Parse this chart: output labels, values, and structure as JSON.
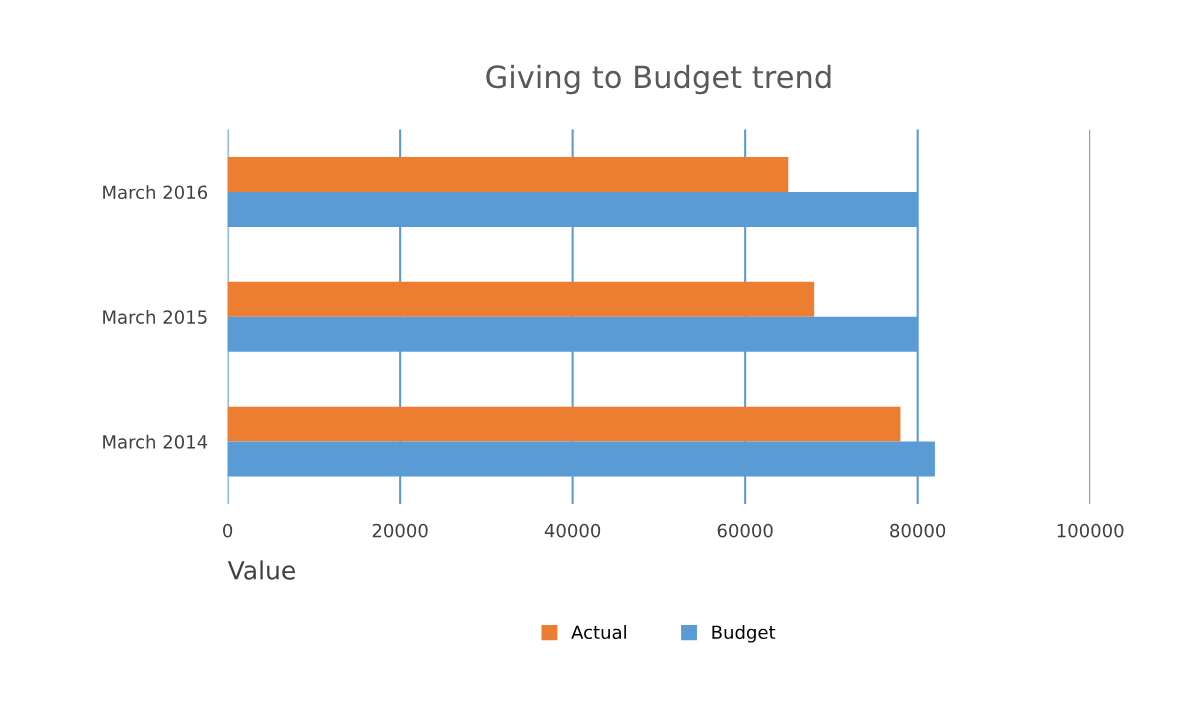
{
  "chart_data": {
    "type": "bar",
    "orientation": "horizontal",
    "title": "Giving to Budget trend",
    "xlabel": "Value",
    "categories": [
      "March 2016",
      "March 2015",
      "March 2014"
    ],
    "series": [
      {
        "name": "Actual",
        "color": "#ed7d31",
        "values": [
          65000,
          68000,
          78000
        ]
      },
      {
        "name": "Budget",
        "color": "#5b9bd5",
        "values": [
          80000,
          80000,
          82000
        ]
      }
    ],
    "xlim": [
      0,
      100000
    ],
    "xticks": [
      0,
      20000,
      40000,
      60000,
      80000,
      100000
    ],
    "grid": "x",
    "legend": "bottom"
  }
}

Written problem: Reproduce the full listing above verbatim, with no pictures included.

Complete response:
Parse this chart: output labels, values, and structure as JSON.
{
  "chart_data": {
    "type": "bar",
    "orientation": "horizontal",
    "title": "Giving to Budget trend",
    "xlabel": "Value",
    "categories": [
      "March 2016",
      "March 2015",
      "March 2014"
    ],
    "series": [
      {
        "name": "Actual",
        "color": "#ed7d31",
        "values": [
          65000,
          68000,
          78000
        ]
      },
      {
        "name": "Budget",
        "color": "#5b9bd5",
        "values": [
          80000,
          80000,
          82000
        ]
      }
    ],
    "xlim": [
      0,
      100000
    ],
    "xticks": [
      0,
      20000,
      40000,
      60000,
      80000,
      100000
    ],
    "grid": "x",
    "legend": "bottom"
  }
}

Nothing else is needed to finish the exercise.